-- Material for the task start --

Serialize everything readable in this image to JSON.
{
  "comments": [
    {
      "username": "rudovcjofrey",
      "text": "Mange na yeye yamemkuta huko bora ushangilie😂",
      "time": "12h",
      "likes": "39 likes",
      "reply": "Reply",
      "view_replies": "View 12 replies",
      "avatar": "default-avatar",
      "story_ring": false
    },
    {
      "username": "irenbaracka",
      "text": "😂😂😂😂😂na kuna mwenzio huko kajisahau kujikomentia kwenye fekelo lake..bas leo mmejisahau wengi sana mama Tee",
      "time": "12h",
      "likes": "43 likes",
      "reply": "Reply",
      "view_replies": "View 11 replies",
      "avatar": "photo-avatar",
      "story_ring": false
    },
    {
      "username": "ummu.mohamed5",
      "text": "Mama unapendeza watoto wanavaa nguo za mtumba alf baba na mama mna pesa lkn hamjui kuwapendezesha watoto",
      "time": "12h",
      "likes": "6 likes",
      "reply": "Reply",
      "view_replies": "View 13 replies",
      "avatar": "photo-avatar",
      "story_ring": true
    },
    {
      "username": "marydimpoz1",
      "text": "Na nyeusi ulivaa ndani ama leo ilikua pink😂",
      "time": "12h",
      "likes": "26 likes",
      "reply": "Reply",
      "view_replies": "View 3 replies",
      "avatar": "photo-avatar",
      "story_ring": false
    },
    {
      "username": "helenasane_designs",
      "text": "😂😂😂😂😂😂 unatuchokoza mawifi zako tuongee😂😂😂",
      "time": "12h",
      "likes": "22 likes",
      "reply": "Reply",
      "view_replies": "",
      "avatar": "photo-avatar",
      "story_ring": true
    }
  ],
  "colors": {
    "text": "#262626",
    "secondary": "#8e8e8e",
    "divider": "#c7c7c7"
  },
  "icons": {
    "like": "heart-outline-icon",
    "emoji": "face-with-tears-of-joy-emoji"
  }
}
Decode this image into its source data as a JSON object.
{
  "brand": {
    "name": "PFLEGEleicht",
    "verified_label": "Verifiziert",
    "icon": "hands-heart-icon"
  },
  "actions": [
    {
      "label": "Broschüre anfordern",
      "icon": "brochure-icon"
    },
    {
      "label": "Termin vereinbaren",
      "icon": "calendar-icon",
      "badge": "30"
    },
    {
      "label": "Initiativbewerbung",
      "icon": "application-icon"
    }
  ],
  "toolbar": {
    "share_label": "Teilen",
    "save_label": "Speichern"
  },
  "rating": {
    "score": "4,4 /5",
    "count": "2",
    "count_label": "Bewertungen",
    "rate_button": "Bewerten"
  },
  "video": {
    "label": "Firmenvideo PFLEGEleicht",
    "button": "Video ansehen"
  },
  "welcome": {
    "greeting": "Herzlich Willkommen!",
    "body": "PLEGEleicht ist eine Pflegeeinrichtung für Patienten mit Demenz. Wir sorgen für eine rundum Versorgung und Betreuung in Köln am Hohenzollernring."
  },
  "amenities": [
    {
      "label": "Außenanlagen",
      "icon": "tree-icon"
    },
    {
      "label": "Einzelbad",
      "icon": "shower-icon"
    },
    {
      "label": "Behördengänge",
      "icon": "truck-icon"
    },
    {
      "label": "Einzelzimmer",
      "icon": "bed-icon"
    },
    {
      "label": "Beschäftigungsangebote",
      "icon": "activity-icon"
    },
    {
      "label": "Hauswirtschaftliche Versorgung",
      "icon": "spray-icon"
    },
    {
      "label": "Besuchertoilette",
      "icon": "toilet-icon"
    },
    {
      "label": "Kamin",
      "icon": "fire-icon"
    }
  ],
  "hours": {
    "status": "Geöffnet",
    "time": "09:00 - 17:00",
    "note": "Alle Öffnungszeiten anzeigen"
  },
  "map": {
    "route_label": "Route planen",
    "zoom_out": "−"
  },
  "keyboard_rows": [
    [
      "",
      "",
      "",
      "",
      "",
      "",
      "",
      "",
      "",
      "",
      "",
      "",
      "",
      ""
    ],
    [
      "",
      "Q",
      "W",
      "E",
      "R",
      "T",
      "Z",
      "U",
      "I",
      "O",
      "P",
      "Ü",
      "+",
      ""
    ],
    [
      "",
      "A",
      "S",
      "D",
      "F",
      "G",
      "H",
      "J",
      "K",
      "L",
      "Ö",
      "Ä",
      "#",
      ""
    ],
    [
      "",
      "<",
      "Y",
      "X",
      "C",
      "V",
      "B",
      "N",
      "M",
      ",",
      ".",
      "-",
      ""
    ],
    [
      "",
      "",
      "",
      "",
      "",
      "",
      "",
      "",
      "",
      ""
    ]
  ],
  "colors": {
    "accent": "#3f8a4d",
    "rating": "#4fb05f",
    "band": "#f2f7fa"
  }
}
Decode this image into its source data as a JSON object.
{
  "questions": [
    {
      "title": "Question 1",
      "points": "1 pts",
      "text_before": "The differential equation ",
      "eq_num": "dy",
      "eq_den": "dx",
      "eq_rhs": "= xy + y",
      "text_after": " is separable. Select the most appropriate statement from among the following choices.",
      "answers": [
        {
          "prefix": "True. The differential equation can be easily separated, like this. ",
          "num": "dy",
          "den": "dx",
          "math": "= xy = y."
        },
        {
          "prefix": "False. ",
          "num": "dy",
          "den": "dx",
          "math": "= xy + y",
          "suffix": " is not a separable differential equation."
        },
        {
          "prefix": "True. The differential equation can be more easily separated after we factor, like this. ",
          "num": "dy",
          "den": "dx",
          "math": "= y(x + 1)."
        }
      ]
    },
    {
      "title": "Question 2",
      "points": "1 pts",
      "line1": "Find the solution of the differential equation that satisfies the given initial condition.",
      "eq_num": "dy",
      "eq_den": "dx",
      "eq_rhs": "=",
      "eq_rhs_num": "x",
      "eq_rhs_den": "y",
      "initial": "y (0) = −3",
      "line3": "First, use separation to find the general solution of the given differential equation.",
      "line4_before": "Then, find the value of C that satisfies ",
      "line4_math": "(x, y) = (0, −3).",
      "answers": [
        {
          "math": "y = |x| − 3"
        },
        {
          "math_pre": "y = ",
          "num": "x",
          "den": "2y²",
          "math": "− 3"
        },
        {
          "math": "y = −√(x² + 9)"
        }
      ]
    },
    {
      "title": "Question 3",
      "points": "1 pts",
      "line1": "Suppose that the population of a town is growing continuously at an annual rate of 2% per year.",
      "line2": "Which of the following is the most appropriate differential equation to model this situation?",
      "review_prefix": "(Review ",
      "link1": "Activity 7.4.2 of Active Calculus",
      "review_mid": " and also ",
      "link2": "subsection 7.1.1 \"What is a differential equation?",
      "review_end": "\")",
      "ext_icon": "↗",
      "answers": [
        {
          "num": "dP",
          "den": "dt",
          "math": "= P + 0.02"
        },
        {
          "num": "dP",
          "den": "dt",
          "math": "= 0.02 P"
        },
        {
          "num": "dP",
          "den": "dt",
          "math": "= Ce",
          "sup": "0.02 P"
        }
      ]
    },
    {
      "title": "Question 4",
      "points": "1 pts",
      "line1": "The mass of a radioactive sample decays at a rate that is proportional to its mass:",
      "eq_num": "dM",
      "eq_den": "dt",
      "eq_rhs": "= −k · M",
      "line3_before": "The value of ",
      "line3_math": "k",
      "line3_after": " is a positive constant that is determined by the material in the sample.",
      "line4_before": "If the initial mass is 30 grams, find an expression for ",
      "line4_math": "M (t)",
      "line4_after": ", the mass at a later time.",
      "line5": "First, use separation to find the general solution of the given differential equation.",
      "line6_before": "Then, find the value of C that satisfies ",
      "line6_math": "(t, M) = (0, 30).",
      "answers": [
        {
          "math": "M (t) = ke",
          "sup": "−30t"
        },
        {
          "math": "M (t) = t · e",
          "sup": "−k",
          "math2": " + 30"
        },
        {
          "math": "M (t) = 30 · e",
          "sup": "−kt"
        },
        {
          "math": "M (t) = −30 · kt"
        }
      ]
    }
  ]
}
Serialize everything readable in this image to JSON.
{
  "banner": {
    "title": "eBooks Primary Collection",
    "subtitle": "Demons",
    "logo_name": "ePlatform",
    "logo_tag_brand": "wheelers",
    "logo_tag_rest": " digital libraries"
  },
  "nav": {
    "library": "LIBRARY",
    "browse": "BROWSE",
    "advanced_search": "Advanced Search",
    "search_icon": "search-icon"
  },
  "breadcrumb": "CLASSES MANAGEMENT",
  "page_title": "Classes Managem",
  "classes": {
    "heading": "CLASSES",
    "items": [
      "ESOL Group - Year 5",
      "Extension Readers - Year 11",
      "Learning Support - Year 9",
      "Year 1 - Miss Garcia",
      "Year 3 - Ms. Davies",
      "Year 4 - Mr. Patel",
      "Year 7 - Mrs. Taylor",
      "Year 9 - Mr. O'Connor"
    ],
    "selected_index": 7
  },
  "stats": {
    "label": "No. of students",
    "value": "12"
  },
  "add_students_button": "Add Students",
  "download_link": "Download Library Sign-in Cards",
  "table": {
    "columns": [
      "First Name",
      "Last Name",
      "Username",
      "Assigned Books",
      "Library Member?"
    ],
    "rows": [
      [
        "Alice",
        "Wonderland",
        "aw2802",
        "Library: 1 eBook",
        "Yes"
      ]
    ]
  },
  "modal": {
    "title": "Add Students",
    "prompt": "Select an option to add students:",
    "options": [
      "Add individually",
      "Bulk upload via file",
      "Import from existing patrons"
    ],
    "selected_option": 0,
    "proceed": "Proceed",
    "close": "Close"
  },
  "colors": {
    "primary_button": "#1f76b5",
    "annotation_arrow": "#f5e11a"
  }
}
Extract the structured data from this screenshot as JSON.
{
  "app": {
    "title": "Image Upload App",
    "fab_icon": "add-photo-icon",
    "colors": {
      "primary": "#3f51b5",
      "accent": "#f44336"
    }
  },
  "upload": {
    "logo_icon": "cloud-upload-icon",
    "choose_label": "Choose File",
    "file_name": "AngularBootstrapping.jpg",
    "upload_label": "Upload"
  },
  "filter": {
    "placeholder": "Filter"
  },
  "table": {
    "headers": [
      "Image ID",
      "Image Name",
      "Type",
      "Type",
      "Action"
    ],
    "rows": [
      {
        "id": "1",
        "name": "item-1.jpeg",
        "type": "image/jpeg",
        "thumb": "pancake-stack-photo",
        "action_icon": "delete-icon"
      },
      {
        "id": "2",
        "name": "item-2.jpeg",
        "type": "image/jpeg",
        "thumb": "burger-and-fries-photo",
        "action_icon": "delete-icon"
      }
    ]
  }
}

-- Material for the task end --

What to work on – Go through the records and gather the lines that hold "this".

Response below –
Serialize everything readable in this image to JSON.
Decode this image into its source data as a JSON object.
Decode this image into its source data as a JSON object.
          "prefix": "True. The differential equation can be easily separated, like this. ",
          "prefix": "True. The differential equation can be more easily separated after we factor, like this. ",
      "line2": "Which of the following is the most appropriate differential equation to model this situation?",
Serialize everything readable in this image to JSON.
Extract the structured data from this screenshot as JSON.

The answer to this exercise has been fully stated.